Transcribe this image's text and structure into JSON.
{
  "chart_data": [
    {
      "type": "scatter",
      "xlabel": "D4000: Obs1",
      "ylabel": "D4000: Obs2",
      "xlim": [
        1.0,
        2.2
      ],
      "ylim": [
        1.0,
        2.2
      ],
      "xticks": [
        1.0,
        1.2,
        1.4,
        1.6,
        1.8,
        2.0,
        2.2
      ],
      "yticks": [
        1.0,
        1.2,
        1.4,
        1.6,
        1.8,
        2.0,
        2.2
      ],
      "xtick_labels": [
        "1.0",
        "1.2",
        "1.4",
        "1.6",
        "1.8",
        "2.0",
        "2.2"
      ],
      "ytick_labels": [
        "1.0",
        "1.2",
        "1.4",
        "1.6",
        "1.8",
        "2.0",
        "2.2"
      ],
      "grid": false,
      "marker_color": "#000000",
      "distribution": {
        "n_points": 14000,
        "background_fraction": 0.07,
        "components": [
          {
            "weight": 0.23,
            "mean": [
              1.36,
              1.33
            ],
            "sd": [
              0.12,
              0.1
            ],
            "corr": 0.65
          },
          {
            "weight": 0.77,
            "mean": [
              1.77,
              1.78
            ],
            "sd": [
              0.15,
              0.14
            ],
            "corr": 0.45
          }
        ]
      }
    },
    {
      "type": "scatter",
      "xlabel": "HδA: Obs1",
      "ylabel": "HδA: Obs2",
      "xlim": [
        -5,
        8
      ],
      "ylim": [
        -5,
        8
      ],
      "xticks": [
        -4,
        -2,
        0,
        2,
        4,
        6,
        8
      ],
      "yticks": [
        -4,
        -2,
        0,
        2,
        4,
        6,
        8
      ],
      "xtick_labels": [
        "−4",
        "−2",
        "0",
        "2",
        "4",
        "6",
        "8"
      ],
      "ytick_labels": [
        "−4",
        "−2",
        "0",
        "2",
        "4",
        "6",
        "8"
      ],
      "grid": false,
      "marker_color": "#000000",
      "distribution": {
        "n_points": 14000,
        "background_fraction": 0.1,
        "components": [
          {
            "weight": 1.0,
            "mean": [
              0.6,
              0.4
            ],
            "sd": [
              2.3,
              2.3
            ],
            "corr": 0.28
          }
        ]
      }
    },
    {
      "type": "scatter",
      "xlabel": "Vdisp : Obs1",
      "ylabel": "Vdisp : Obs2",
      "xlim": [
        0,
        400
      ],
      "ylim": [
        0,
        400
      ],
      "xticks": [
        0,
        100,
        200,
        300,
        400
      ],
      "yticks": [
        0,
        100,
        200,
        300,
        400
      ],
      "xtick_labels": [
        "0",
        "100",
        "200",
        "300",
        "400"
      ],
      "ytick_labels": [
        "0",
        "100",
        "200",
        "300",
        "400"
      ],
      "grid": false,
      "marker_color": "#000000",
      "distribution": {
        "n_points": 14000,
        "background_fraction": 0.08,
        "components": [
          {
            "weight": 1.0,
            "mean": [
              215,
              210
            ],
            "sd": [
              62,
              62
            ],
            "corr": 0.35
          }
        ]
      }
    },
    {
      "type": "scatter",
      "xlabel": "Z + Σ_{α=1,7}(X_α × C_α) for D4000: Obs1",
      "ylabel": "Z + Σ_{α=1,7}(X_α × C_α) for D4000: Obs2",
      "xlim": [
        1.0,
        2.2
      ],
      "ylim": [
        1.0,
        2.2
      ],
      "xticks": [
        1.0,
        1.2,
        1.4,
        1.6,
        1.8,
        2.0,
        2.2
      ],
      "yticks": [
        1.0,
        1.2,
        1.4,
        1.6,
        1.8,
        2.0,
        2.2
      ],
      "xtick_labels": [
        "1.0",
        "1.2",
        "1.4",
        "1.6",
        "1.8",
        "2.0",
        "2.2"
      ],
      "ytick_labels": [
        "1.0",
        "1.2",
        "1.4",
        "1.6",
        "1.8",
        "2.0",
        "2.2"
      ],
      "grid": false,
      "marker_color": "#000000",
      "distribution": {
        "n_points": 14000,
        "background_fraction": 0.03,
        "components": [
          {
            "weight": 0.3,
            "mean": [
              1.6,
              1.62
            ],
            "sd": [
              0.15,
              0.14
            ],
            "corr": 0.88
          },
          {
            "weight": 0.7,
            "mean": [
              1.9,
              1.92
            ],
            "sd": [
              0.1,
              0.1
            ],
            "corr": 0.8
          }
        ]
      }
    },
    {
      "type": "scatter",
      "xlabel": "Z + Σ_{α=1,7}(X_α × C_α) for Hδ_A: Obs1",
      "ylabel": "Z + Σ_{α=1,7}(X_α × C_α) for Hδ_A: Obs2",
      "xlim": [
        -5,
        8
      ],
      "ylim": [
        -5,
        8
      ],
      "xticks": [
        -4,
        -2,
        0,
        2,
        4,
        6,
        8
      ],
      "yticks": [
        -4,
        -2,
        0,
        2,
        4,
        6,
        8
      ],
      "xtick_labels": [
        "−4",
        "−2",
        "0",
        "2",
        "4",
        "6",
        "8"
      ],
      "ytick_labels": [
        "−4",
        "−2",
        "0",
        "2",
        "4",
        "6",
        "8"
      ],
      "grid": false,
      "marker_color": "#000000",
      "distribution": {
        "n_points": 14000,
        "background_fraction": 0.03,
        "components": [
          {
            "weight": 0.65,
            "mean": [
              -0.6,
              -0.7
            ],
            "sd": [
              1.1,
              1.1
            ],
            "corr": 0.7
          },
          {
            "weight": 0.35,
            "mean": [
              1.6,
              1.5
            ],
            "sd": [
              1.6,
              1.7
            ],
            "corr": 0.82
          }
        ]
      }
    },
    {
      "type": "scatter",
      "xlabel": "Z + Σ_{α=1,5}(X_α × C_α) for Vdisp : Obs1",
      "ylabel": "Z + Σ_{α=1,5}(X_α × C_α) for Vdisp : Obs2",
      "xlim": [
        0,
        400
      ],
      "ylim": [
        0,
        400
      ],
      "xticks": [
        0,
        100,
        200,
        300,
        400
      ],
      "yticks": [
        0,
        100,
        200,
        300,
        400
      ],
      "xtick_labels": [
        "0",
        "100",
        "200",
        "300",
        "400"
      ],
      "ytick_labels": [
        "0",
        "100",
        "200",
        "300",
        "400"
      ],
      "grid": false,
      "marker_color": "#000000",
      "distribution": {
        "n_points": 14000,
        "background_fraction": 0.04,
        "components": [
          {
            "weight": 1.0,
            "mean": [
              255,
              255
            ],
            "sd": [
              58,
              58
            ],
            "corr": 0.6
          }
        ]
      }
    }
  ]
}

━━━━━━

◆ **Given task**
Repeat each record in full; every line must match exactly.

◆ **Reply to the exercise**
Transcribe this image's text and structure into JSON.
{
  "chart_data": [
    {
      "type": "scatter",
      "xlabel": "D4000: Obs1",
      "ylabel": "D4000: Obs2",
      "xlim": [
        1.0,
        2.2
      ],
      "ylim": [
        1.0,
        2.2
      ],
      "xticks": [
        1.0,
        1.2,
        1.4,
        1.6,
        1.8,
        2.0,
        2.2
      ],
      "yticks": [
        1.0,
        1.2,
        1.4,
        1.6,
        1.8,
        2.0,
        2.2
      ],
      "xtick_labels": [
        "1.0",
        "1.2",
        "1.4",
        "1.6",
        "1.8",
        "2.0",
        "2.2"
      ],
      "ytick_labels": [
        "1.0",
        "1.2",
        "1.4",
        "1.6",
        "1.8",
        "2.0",
        "2.2"
      ],
      "grid": false,
      "marker_color": "#000000",
      "distribution": {
        "n_points": 14000,
        "background_fraction": 0.07,
        "components": [
          {
            "weight": 0.23,
            "mean": [
              1.36,
              1.33
            ],
            "sd": [
              0.12,
              0.1
            ],
            "corr": 0.65
          },
          {
            "weight": 0.77,
            "mean": [
              1.77,
              1.78
            ],
            "sd": [
              0.15,
              0.14
            ],
            "corr": 0.45
          }
        ]
      }
    },
    {
      "type": "scatter",
      "xlabel": "HδA: Obs1",
      "ylabel": "HδA: Obs2",
      "xlim": [
        -5,
        8
      ],
      "ylim": [
        -5,
        8
      ],
      "xticks": [
        -4,
        -2,
        0,
        2,
        4,
        6,
        8
      ],
      "yticks": [
        -4,
        -2,
        0,
        2,
        4,
        6,
        8
      ],
      "xtick_labels": [
        "−4",
        "−2",
        "0",
        "2",
        "4",
        "6",
        "8"
      ],
      "ytick_labels": [
        "−4",
        "−2",
        "0",
        "2",
        "4",
        "6",
        "8"
      ],
      "grid": false,
      "marker_color": "#000000",
      "distribution": {
        "n_points": 14000,
        "background_fraction": 0.1,
        "components": [
          {
            "weight": 1.0,
            "mean": [
              0.6,
              0.4
            ],
            "sd": [
              2.3,
              2.3
            ],
            "corr": 0.28
          }
        ]
      }
    },
    {
      "type": "scatter",
      "xlabel": "Vdisp : Obs1",
      "ylabel": "Vdisp : Obs2",
      "xlim": [
        0,
        400
      ],
      "ylim": [
        0,
        400
      ],
      "xticks": [
        0,
        100,
        200,
        300,
        400
      ],
      "yticks": [
        0,
        100,
        200,
        300,
        400
      ],
      "xtick_labels": [
        "0",
        "100",
        "200",
        "300",
        "400"
      ],
      "ytick_labels": [
        "0",
        "100",
        "200",
        "300",
        "400"
      ],
      "grid": false,
      "marker_color": "#000000",
      "distribution": {
        "n_points": 14000,
        "background_fraction": 0.08,
        "components": [
          {
            "weight": 1.0,
            "mean": [
              215,
              210
            ],
            "sd": [
              62,
              62
            ],
            "corr": 0.35
          }
        ]
      }
    },
    {
      "type": "scatter",
      "xlabel": "Z + Σ_{α=1,7}(X_α × C_α) for D4000: Obs1",
      "ylabel": "Z + Σ_{α=1,7}(X_α × C_α) for D4000: Obs2",
      "xlim": [
        1.0,
        2.2
      ],
      "ylim": [
        1.0,
        2.2
      ],
      "xticks": [
        1.0,
        1.2,
        1.4,
        1.6,
        1.8,
        2.0,
        2.2
      ],
      "yticks": [
        1.0,
        1.2,
        1.4,
        1.6,
        1.8,
        2.0,
        2.2
      ],
      "xtick_labels": [
        "1.0",
        "1.2",
        "1.4",
        "1.6",
        "1.8",
        "2.0",
        "2.2"
      ],
      "ytick_labels": [
        "1.0",
        "1.2",
        "1.4",
        "1.6",
        "1.8",
        "2.0",
        "2.2"
      ],
      "grid": false,
      "marker_color": "#000000",
      "distribution": {
        "n_points": 14000,
        "background_fraction": 0.03,
        "components": [
          {
            "weight": 0.3,
            "mean": [
              1.6,
              1.62
            ],
            "sd": [
              0.15,
              0.14
            ],
            "corr": 0.88
          },
          {
            "weight": 0.7,
            "mean": [
              1.9,
              1.92
            ],
            "sd": [
              0.1,
              0.1
            ],
            "corr": 0.8
          }
        ]
      }
    },
    {
      "type": "scatter",
      "xlabel": "Z + Σ_{α=1,7}(X_α × C_α) for Hδ_A: Obs1",
      "ylabel": "Z + Σ_{α=1,7}(X_α × C_α) for Hδ_A: Obs2",
      "xlim": [
        -5,
        8
      ],
      "ylim": [
        -5,
        8
      ],
      "xticks": [
        -4,
        -2,
        0,
        2,
        4,
        6,
        8
      ],
      "yticks": [
        -4,
        -2,
        0,
        2,
        4,
        6,
        8
      ],
      "xtick_labels": [
        "−4",
        "−2",
        "0",
        "2",
        "4",
        "6",
        "8"
      ],
      "ytick_labels": [
        "−4",
        "−2",
        "0",
        "2",
        "4",
        "6",
        "8"
      ],
      "grid": false,
      "marker_color": "#000000",
      "distribution": {
        "n_points": 14000,
        "background_fraction": 0.03,
        "components": [
          {
            "weight": 0.65,
            "mean": [
              -0.6,
              -0.7
            ],
            "sd": [
              1.1,
              1.1
            ],
            "corr": 0.7
          },
          {
            "weight": 0.35,
            "mean": [
              1.6,
              1.5
            ],
            "sd": [
              1.6,
              1.7
            ],
            "corr": 0.82
          }
        ]
      }
    },
    {
      "type": "scatter",
      "xlabel": "Z + Σ_{α=1,5}(X_α × C_α) for Vdisp : Obs1",
      "ylabel": "Z + Σ_{α=1,5}(X_α × C_α) for Vdisp : Obs2",
      "xlim": [
        0,
        400
      ],
      "ylim": [
        0,
        400
      ],
      "xticks": [
        0,
        100,
        200,
        300,
        400
      ],
      "yticks": [
        0,
        100,
        200,
        300,
        400
      ],
      "xtick_labels": [
        "0",
        "100",
        "200",
        "300",
        "400"
      ],
      "ytick_labels": [
        "0",
        "100",
        "200",
        "300",
        "400"
      ],
      "grid": false,
      "marker_color": "#000000",
      "distribution": {
        "n_points": 14000,
        "background_fraction": 0.04,
        "components": [
          {
            "weight": 1.0,
            "mean": [
              255,
              255
            ],
            "sd": [
              58,
              58
            ],
            "corr": 0.6
          }
        ]
      }
    }
  ]
}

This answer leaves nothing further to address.